→ **STORED DATA**:
▬▬▬
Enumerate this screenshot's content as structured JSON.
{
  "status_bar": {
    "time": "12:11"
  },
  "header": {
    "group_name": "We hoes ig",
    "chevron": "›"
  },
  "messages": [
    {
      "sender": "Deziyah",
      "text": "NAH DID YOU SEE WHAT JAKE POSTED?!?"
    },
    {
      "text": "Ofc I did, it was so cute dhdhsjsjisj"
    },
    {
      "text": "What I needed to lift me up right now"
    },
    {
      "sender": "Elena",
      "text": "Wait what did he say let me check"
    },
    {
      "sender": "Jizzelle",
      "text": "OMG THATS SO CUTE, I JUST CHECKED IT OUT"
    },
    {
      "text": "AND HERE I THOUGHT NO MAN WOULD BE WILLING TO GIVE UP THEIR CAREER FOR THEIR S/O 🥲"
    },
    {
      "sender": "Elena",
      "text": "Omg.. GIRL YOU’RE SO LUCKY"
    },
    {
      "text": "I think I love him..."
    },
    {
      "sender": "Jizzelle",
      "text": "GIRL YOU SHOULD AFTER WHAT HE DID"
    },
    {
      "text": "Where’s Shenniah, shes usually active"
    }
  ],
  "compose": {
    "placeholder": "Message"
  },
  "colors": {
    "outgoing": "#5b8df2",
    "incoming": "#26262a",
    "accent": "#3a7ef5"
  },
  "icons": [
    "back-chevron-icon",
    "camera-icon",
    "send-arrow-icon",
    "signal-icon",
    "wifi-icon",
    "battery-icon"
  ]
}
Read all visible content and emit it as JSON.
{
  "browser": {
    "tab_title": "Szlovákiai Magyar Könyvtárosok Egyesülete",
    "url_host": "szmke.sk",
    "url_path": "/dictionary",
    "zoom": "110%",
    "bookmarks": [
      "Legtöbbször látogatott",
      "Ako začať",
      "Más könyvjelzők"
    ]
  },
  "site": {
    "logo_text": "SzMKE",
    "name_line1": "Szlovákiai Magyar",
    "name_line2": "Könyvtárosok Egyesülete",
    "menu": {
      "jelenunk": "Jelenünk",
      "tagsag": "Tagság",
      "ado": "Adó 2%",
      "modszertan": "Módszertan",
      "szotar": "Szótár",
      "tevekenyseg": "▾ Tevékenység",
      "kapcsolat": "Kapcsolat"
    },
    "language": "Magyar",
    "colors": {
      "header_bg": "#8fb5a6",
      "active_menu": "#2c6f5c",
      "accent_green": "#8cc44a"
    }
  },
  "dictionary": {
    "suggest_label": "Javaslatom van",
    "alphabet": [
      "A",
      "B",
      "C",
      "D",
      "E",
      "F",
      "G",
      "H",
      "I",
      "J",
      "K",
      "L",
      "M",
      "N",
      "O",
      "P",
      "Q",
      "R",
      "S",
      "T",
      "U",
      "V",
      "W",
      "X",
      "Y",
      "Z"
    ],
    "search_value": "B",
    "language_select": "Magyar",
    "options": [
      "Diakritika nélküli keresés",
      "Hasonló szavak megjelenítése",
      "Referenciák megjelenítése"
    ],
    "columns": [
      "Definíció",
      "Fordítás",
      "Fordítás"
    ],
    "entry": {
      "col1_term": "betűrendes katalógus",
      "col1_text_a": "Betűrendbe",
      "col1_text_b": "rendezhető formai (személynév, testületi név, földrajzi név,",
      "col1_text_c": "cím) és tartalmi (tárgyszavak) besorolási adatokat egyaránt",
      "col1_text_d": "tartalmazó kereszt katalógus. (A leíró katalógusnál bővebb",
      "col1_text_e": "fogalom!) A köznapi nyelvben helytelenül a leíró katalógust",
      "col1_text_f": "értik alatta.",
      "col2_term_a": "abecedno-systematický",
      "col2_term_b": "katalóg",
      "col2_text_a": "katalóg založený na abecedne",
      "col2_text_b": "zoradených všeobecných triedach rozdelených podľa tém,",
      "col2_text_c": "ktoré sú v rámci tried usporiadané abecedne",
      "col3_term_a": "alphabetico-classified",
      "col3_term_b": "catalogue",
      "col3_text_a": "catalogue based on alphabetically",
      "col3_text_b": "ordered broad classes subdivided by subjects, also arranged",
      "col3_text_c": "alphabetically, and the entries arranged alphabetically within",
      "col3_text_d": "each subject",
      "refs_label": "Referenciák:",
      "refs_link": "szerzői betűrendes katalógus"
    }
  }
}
▬▬▬
Pull out the lines above in which the word "arranged" appears.

      "col3_text_b": "ordered broad classes subdivided by subjects, also arranged",
      "col3_text_c": "alphabetically, and the entries arranged alphabetically within",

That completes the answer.